- _Work to complete_: Set out every line bearing the string "over".

## BEGIN Records supplied

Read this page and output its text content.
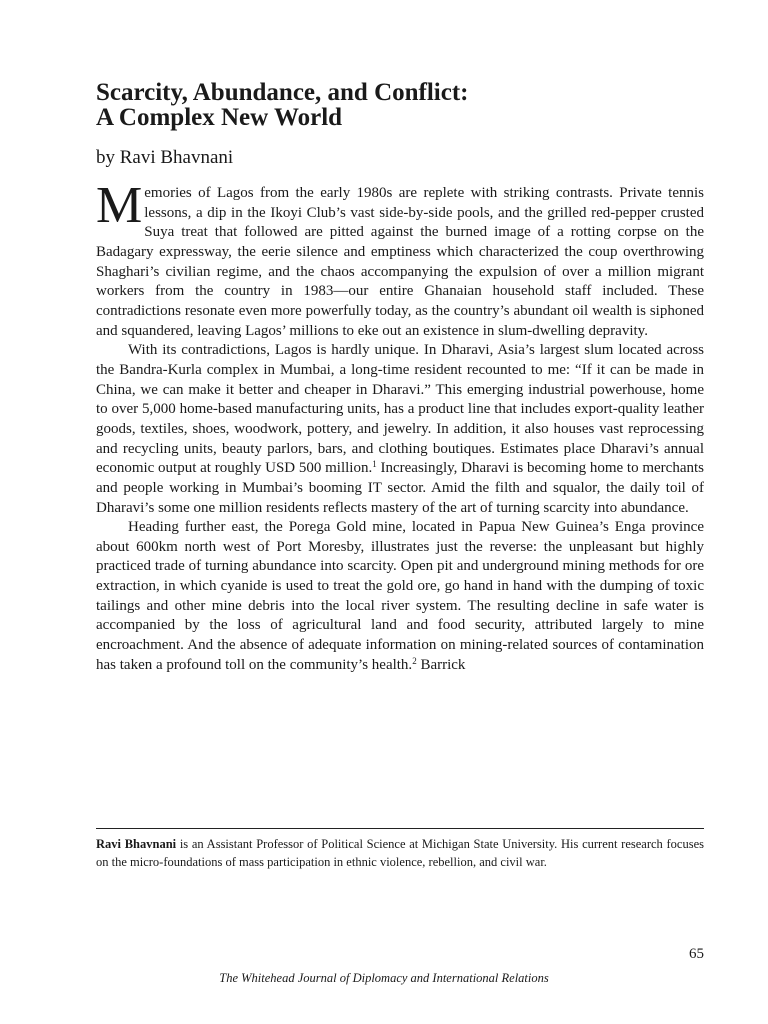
Scarcity, Abundance, and Conflict:
A Complex New World
by Ravi Bhavnani

Memories of Lagos from the early 1980s are replete with striking contrasts. Private tennis lessons, a dip in the Ikoyi Club’s vast side-by-side pools, and the grilled red-pepper crusted Suya treat that followed are pitted against the burned image of a rotting corpse on the Badagary expressway, the eerie silence and emptiness which characterized the coup overthrowing Shaghari’s civilian regime, and the chaos accompanying the expulsion of over a million migrant workers from the country in 1983—our entire Ghanaian household staff included. These contradictions resonate even more powerfully today, as the country’s abundant oil wealth is siphoned and squandered, leaving Lagos’ millions to eke out an existence in slum-dwelling depravity.

With its contradictions, Lagos is hardly unique. In Dharavi, Asia’s largest slum located across the Bandra-Kurla complex in Mumbai, a long-time resident recounted to me: “If it can be made in China, we can make it better and cheaper in Dharavi.” This emerging industrial powerhouse, home to over 5,000 home-based manufacturing units, has a product line that includes export-quality leather goods, textiles, shoes, woodwork, pottery, and jewelry. In addition, it also houses vast reprocessing and recycling units, beauty parlors, bars, and clothing boutiques. Estimates place Dharavi’s annual economic output at roughly USD 500 million.$^1$ Increasingly, Dharavi is becoming home to merchants and people working in Mumbai’s booming IT sector. Amid the filth and squalor, the daily toil of Dharavi’s some one million residents reflects mastery of the art of turning scarcity into abundance.

Heading further east, the Porega Gold mine, located in Papua New Guinea’s Enga province about 600km north west of Port Moresby, illustrates just the reverse: the unpleasant but highly practiced trade of turning abundance into scarcity. Open pit and underground mining methods for ore extraction, in which cyanide is used to treat the gold ore, go hand in hand with the dumping of toxic tailings and other mine debris into the local river system. The resulting decline in safe water is accompanied by the loss of agricultural land and food security, attributed largely to mine encroachment. And the absence of adequate information on mining-related sources of contamination has taken a profound toll on the community’s health.$^2$ Barrick

Ravi Bhavnani is an Assistant Professor of Political Science at Michigan State University. His current research focuses on the micro-foundations of mass participation in ethnic violence, rebellion, and civil war.

65
The Whitehead Journal of Diplomacy and International Relations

## END Records supplied

- _Written reply_:
Memories of Lagos from the early 1980s are replete with striking contrasts. Private tennis lessons, a dip in the Ikoyi Club’s vast side-by-side pools, and the grilled red-pepper crusted Suya treat that followed are pitted against the burned image of a rotting corpse on the Badagary expressway, the eerie silence and emptiness which characterized the coup overthrowing Shaghari’s civilian regime, and the chaos accompanying the expulsion of over a million migrant workers from the country in 1983—our entire Ghanaian household staff included. These contradictions resonate even more powerfully today, as the country’s abundant oil wealth is siphoned and squandered, leaving Lagos’ millions to eke out an existence in slum-dwelling depravity.
With its contradictions, Lagos is hardly unique. In Dharavi, Asia’s largest slum located across the Bandra-Kurla complex in Mumbai, a long-time resident recounted to me: “If it can be made in China, we can make it better and cheaper in Dharavi.” This emerging industrial powerhouse, home to over 5,000 home-based manufacturing units, has a product line that includes export-quality leather goods, textiles, shoes, woodwork, pottery, and jewelry. In addition, it also houses vast reprocessing and recycling units, beauty parlors, bars, and clothing boutiques. Estimates place Dharavi’s annual economic output at roughly USD 500 million.$^1$ Increasingly, Dharavi is becoming home to merchants and people working in Mumbai’s booming IT sector. Amid the filth and squalor, the daily toil of Dharavi’s some one million residents reflects mastery of the art of turning scarcity into abundance.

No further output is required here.